---------- Record extracts
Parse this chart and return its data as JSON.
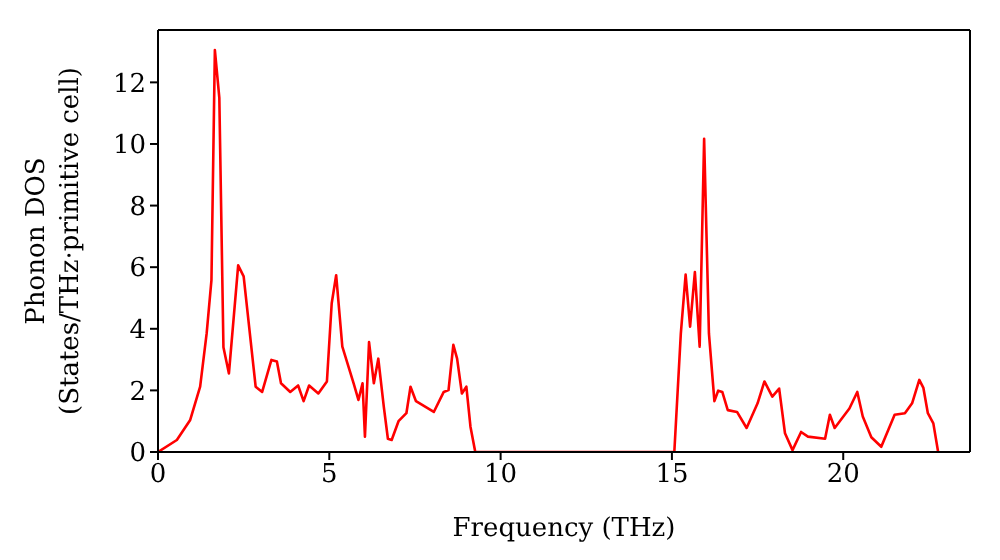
{
  "chart_data": {
    "type": "line",
    "xlabel": "Frequency (THz)",
    "ylabel": "Phonon DOS\n(States/THz·primitive cell)",
    "xlim": [
      0,
      23.7
    ],
    "ylim": [
      0,
      13.7
    ],
    "xticks": [
      0,
      5,
      10,
      15,
      20
    ],
    "yticks": [
      0,
      2,
      4,
      6,
      8,
      10,
      12
    ],
    "legend": false,
    "marker": "none",
    "line_style": "solid",
    "series": [
      {
        "color": "#ff0000",
        "x": [
          0,
          0.55,
          0.94,
          1.23,
          1.42,
          1.56,
          1.66,
          1.79,
          1.91,
          2.07,
          2.34,
          2.5,
          2.85,
          3.04,
          3.31,
          3.47,
          3.59,
          3.86,
          4.09,
          4.25,
          4.41,
          4.68,
          4.93,
          5.07,
          5.2,
          5.38,
          5.71,
          5.85,
          5.97,
          6.04,
          6.16,
          6.3,
          6.43,
          6.59,
          6.71,
          6.82,
          7.02,
          7.25,
          7.37,
          7.53,
          8.05,
          8.34,
          8.48,
          8.62,
          8.73,
          8.87,
          9.0,
          9.12,
          9.26,
          15.07,
          15.26,
          15.4,
          15.53,
          15.67,
          15.81,
          15.94,
          16.08,
          16.24,
          16.35,
          16.47,
          16.63,
          16.9,
          17.18,
          17.5,
          17.7,
          17.93,
          18.13,
          18.3,
          18.52,
          18.77,
          18.97,
          19.47,
          19.61,
          19.75,
          20.18,
          20.41,
          20.57,
          20.82,
          21.11,
          21.5,
          21.8,
          22.01,
          22.22,
          22.34,
          22.47,
          22.63,
          22.77
        ],
        "values": [
          0,
          0.39,
          1.04,
          2.12,
          3.85,
          5.58,
          13.05,
          11.5,
          3.4,
          2.55,
          6.06,
          5.7,
          2.12,
          1.95,
          2.99,
          2.94,
          2.23,
          1.95,
          2.16,
          1.65,
          2.16,
          1.9,
          2.29,
          4.83,
          5.74,
          3.42,
          2.23,
          1.69,
          2.23,
          0.5,
          3.57,
          2.23,
          3.03,
          1.47,
          0.43,
          0.39,
          1.0,
          1.26,
          2.12,
          1.65,
          1.3,
          1.95,
          2.01,
          3.48,
          3.03,
          1.9,
          2.12,
          0.82,
          0,
          0,
          3.85,
          5.76,
          4.07,
          5.84,
          3.42,
          10.17,
          3.85,
          1.65,
          1.99,
          1.95,
          1.36,
          1.3,
          0.78,
          1.58,
          2.29,
          1.8,
          2.06,
          0.61,
          0.06,
          0.65,
          0.5,
          0.43,
          1.21,
          0.78,
          1.41,
          1.95,
          1.15,
          0.48,
          0.17,
          1.21,
          1.26,
          1.58,
          2.34,
          2.08,
          1.26,
          0.93,
          0
        ]
      }
    ]
  }
}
--------------------
Objective: Reproduce all of the material exactly, apart from the pictures.

Exercise solution:
Parse this chart and return its data as JSON.
{
  "chart_data": {
    "type": "line",
    "xlabel": "Frequency (THz)",
    "ylabel": "Phonon DOS\n(States/THz·primitive cell)",
    "xlim": [
      0,
      23.7
    ],
    "ylim": [
      0,
      13.7
    ],
    "xticks": [
      0,
      5,
      10,
      15,
      20
    ],
    "yticks": [
      0,
      2,
      4,
      6,
      8,
      10,
      12
    ],
    "legend": false,
    "marker": "none",
    "line_style": "solid",
    "series": [
      {
        "color": "#ff0000",
        "x": [
          0,
          0.55,
          0.94,
          1.23,
          1.42,
          1.56,
          1.66,
          1.79,
          1.91,
          2.07,
          2.34,
          2.5,
          2.85,
          3.04,
          3.31,
          3.47,
          3.59,
          3.86,
          4.09,
          4.25,
          4.41,
          4.68,
          4.93,
          5.07,
          5.2,
          5.38,
          5.71,
          5.85,
          5.97,
          6.04,
          6.16,
          6.3,
          6.43,
          6.59,
          6.71,
          6.82,
          7.02,
          7.25,
          7.37,
          7.53,
          8.05,
          8.34,
          8.48,
          8.62,
          8.73,
          8.87,
          9.0,
          9.12,
          9.26,
          15.07,
          15.26,
          15.4,
          15.53,
          15.67,
          15.81,
          15.94,
          16.08,
          16.24,
          16.35,
          16.47,
          16.63,
          16.9,
          17.18,
          17.5,
          17.7,
          17.93,
          18.13,
          18.3,
          18.52,
          18.77,
          18.97,
          19.47,
          19.61,
          19.75,
          20.18,
          20.41,
          20.57,
          20.82,
          21.11,
          21.5,
          21.8,
          22.01,
          22.22,
          22.34,
          22.47,
          22.63,
          22.77
        ],
        "values": [
          0,
          0.39,
          1.04,
          2.12,
          3.85,
          5.58,
          13.05,
          11.5,
          3.4,
          2.55,
          6.06,
          5.7,
          2.12,
          1.95,
          2.99,
          2.94,
          2.23,
          1.95,
          2.16,
          1.65,
          2.16,
          1.9,
          2.29,
          4.83,
          5.74,
          3.42,
          2.23,
          1.69,
          2.23,
          0.5,
          3.57,
          2.23,
          3.03,
          1.47,
          0.43,
          0.39,
          1.0,
          1.26,
          2.12,
          1.65,
          1.3,
          1.95,
          2.01,
          3.48,
          3.03,
          1.9,
          2.12,
          0.82,
          0,
          0,
          3.85,
          5.76,
          4.07,
          5.84,
          3.42,
          10.17,
          3.85,
          1.65,
          1.99,
          1.95,
          1.36,
          1.3,
          0.78,
          1.58,
          2.29,
          1.8,
          2.06,
          0.61,
          0.06,
          0.65,
          0.5,
          0.43,
          1.21,
          0.78,
          1.41,
          1.95,
          1.15,
          0.48,
          0.17,
          1.21,
          1.26,
          1.58,
          2.34,
          2.08,
          1.26,
          0.93,
          0
        ]
      }
    ]
  }
}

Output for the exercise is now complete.